=== Entries shown ===
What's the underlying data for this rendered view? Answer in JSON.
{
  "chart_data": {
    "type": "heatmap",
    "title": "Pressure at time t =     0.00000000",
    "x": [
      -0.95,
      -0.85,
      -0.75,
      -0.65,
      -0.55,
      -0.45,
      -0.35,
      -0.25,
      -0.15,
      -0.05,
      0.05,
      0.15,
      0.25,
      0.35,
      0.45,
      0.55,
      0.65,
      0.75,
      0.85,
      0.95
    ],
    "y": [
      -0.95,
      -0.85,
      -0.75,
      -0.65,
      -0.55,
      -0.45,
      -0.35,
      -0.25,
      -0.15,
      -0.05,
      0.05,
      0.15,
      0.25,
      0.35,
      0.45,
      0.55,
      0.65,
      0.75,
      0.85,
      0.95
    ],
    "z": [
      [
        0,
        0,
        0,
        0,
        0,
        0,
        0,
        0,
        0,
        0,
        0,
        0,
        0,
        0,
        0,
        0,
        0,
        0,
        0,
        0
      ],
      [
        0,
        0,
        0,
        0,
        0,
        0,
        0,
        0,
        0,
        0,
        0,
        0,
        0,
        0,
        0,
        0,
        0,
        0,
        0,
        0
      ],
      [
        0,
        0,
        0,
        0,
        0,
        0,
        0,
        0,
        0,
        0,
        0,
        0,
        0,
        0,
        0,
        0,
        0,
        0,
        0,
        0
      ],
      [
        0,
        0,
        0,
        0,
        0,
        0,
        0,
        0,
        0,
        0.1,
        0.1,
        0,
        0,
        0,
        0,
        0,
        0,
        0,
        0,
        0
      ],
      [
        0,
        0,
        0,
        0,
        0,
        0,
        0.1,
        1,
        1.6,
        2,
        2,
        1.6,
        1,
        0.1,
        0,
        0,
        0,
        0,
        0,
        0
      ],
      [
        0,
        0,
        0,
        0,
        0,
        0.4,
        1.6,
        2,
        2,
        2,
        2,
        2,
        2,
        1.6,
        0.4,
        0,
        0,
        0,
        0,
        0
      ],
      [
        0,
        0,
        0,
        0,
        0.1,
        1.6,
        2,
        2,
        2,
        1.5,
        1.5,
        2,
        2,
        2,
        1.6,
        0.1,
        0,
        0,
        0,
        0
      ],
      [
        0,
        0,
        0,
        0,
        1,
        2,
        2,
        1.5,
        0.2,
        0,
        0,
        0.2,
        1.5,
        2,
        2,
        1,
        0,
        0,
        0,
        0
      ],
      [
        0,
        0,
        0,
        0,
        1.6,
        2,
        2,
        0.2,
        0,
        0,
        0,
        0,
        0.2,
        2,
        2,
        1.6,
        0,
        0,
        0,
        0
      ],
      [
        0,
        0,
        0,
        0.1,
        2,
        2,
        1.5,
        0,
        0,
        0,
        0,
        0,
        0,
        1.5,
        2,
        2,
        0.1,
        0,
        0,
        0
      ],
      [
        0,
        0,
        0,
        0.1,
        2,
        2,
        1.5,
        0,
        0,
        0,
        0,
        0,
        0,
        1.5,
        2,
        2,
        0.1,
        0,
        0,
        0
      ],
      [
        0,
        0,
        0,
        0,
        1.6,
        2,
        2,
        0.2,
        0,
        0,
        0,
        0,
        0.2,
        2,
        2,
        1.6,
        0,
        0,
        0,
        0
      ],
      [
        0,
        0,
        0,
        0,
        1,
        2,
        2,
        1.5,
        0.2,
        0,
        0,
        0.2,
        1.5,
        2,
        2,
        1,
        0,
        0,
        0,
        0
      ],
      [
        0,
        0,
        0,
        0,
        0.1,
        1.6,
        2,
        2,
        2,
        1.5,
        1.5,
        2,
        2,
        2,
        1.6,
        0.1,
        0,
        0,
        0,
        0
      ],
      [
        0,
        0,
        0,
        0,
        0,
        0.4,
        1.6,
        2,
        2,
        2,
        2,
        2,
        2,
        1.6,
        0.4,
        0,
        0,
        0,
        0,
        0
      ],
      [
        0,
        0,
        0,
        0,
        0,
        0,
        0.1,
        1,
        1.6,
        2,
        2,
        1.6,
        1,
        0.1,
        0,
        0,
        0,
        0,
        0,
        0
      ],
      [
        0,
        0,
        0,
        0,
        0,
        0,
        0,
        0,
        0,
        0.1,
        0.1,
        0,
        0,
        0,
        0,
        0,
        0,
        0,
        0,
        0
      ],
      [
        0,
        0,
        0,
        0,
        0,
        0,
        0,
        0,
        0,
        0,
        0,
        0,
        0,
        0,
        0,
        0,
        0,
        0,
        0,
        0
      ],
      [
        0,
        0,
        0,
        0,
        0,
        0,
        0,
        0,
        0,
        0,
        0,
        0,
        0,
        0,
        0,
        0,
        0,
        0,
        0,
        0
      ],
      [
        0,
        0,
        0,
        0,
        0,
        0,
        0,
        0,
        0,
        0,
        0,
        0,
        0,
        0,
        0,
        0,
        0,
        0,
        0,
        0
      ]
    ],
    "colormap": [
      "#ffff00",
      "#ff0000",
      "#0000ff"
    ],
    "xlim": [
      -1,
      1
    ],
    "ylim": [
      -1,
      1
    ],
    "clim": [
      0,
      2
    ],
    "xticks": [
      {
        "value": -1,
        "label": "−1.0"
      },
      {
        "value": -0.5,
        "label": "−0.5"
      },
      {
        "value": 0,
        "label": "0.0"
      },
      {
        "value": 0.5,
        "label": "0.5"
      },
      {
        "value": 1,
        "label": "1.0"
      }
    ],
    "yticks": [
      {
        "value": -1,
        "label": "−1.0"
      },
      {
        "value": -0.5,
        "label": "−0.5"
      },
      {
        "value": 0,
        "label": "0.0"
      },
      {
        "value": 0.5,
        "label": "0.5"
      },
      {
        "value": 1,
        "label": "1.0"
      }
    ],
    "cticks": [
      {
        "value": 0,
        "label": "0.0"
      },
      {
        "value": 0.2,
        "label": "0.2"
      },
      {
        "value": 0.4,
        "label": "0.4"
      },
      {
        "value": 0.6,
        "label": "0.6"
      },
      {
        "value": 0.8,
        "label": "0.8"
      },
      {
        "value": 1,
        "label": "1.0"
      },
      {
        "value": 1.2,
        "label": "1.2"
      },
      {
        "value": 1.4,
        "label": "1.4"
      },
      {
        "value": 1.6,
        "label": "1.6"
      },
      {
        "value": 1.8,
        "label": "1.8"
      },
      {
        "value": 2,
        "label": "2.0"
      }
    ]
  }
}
===
=== Entries shown ===
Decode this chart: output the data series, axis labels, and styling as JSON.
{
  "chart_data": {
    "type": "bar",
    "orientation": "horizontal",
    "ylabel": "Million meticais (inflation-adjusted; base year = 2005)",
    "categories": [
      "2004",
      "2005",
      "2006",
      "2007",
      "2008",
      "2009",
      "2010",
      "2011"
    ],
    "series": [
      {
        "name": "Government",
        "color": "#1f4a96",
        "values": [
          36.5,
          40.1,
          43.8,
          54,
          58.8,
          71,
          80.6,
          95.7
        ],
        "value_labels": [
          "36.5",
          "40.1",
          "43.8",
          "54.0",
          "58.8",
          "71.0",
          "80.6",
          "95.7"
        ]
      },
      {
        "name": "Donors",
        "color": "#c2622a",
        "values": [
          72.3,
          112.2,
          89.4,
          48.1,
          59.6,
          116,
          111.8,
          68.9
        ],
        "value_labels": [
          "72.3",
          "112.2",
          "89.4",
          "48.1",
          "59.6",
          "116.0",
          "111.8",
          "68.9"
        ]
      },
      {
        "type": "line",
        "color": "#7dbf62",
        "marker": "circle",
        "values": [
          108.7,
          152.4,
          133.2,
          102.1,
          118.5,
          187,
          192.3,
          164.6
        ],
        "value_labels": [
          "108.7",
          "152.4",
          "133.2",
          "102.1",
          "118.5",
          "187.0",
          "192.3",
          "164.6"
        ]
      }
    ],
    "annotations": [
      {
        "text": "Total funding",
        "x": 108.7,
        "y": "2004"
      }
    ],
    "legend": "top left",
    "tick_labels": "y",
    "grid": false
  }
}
===
**Task to complete:**
Search the listing for the word "JSON" and return each line that holds it.

**Finished answer:**
What's the underlying data for this rendered view? Answer in JSON.
Decode this chart: output the data series, axis labels, and styling as JSON.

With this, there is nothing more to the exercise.